## BEGIN DATA EXTRACT
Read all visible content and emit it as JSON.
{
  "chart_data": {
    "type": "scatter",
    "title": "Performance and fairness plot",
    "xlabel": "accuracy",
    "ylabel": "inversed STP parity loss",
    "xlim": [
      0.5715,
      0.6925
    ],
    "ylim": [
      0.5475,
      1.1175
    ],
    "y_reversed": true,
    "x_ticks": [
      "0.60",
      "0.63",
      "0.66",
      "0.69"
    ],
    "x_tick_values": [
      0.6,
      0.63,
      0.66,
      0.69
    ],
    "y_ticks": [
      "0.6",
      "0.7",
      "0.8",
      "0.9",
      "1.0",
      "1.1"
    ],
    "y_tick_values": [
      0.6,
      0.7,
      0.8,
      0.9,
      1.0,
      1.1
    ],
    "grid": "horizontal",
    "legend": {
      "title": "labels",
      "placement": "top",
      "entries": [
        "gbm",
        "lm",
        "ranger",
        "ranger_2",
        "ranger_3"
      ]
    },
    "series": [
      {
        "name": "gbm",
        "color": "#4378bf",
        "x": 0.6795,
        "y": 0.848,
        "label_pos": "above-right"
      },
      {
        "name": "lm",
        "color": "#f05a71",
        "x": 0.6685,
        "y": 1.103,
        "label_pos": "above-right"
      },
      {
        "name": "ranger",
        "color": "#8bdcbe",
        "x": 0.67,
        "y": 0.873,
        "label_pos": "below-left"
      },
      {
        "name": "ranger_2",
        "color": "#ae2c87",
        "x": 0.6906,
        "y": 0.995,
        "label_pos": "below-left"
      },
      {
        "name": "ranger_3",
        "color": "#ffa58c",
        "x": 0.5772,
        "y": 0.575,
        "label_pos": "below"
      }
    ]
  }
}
## END DATA EXTRACT
YOUR OBJECTIVE = Copy out the full listing exactly.

ANSWER TO THIS PROBLEM =
Read all visible content and emit it as JSON.
{
  "chart_data": {
    "type": "scatter",
    "title": "Performance and fairness plot",
    "xlabel": "accuracy",
    "ylabel": "inversed STP parity loss",
    "xlim": [
      0.5715,
      0.6925
    ],
    "ylim": [
      0.5475,
      1.1175
    ],
    "y_reversed": true,
    "x_ticks": [
      "0.60",
      "0.63",
      "0.66",
      "0.69"
    ],
    "x_tick_values": [
      0.6,
      0.63,
      0.66,
      0.69
    ],
    "y_ticks": [
      "0.6",
      "0.7",
      "0.8",
      "0.9",
      "1.0",
      "1.1"
    ],
    "y_tick_values": [
      0.6,
      0.7,
      0.8,
      0.9,
      1.0,
      1.1
    ],
    "grid": "horizontal",
    "legend": {
      "title": "labels",
      "placement": "top",
      "entries": [
        "gbm",
        "lm",
        "ranger",
        "ranger_2",
        "ranger_3"
      ]
    },
    "series": [
      {
        "name": "gbm",
        "color": "#4378bf",
        "x": 0.6795,
        "y": 0.848,
        "label_pos": "above-right"
      },
      {
        "name": "lm",
        "color": "#f05a71",
        "x": 0.6685,
        "y": 1.103,
        "label_pos": "above-right"
      },
      {
        "name": "ranger",
        "color": "#8bdcbe",
        "x": 0.67,
        "y": 0.873,
        "label_pos": "below-left"
      },
      {
        "name": "ranger_2",
        "color": "#ae2c87",
        "x": 0.6906,
        "y": 0.995,
        "label_pos": "below-left"
      },
      {
        "name": "ranger_3",
        "color": "#ffa58c",
        "x": 0.5772,
        "y": 0.575,
        "label_pos": "below"
      }
    ]
  }
}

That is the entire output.